Written exercise: Your task is to print every entry below exactly as given.

Recorded data:

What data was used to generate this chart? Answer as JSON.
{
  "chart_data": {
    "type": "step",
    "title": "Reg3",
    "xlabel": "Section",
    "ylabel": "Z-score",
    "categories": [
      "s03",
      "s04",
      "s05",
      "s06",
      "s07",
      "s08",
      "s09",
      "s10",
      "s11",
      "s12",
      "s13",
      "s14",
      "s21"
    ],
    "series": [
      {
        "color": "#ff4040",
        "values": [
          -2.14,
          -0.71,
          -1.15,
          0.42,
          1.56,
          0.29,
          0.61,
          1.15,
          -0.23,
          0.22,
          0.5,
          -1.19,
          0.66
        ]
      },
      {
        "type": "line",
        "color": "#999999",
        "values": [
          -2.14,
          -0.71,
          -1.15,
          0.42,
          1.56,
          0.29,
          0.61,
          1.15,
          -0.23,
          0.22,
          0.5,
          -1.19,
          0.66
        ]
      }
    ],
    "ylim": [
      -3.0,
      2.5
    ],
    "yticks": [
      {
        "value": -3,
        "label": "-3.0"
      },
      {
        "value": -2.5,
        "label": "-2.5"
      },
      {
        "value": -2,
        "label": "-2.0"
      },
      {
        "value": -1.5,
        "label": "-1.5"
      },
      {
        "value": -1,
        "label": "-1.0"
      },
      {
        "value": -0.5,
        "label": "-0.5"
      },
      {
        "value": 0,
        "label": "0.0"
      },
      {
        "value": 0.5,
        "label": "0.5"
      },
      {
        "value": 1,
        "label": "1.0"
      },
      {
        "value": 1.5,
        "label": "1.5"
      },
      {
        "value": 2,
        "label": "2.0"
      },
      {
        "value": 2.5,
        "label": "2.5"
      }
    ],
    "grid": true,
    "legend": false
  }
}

Correct output:
What data was used to generate this chart? Answer as JSON.
{
  "chart_data": {
    "type": "step",
    "title": "Reg3",
    "xlabel": "Section",
    "ylabel": "Z-score",
    "categories": [
      "s03",
      "s04",
      "s05",
      "s06",
      "s07",
      "s08",
      "s09",
      "s10",
      "s11",
      "s12",
      "s13",
      "s14",
      "s21"
    ],
    "series": [
      {
        "color": "#ff4040",
        "values": [
          -2.14,
          -0.71,
          -1.15,
          0.42,
          1.56,
          0.29,
          0.61,
          1.15,
          -0.23,
          0.22,
          0.5,
          -1.19,
          0.66
        ]
      },
      {
        "type": "line",
        "color": "#999999",
        "values": [
          -2.14,
          -0.71,
          -1.15,
          0.42,
          1.56,
          0.29,
          0.61,
          1.15,
          -0.23,
          0.22,
          0.5,
          -1.19,
          0.66
        ]
      }
    ],
    "ylim": [
      -3.0,
      2.5
    ],
    "yticks": [
      {
        "value": -3,
        "label": "-3.0"
      },
      {
        "value": -2.5,
        "label": "-2.5"
      },
      {
        "value": -2,
        "label": "-2.0"
      },
      {
        "value": -1.5,
        "label": "-1.5"
      },
      {
        "value": -1,
        "label": "-1.0"
      },
      {
        "value": -0.5,
        "label": "-0.5"
      },
      {
        "value": 0,
        "label": "0.0"
      },
      {
        "value": 0.5,
        "label": "0.5"
      },
      {
        "value": 1,
        "label": "1.0"
      },
      {
        "value": 1.5,
        "label": "1.5"
      },
      {
        "value": 2,
        "label": "2.0"
      },
      {
        "value": 2.5,
        "label": "2.5"
      }
    ],
    "grid": true,
    "legend": false
  }
}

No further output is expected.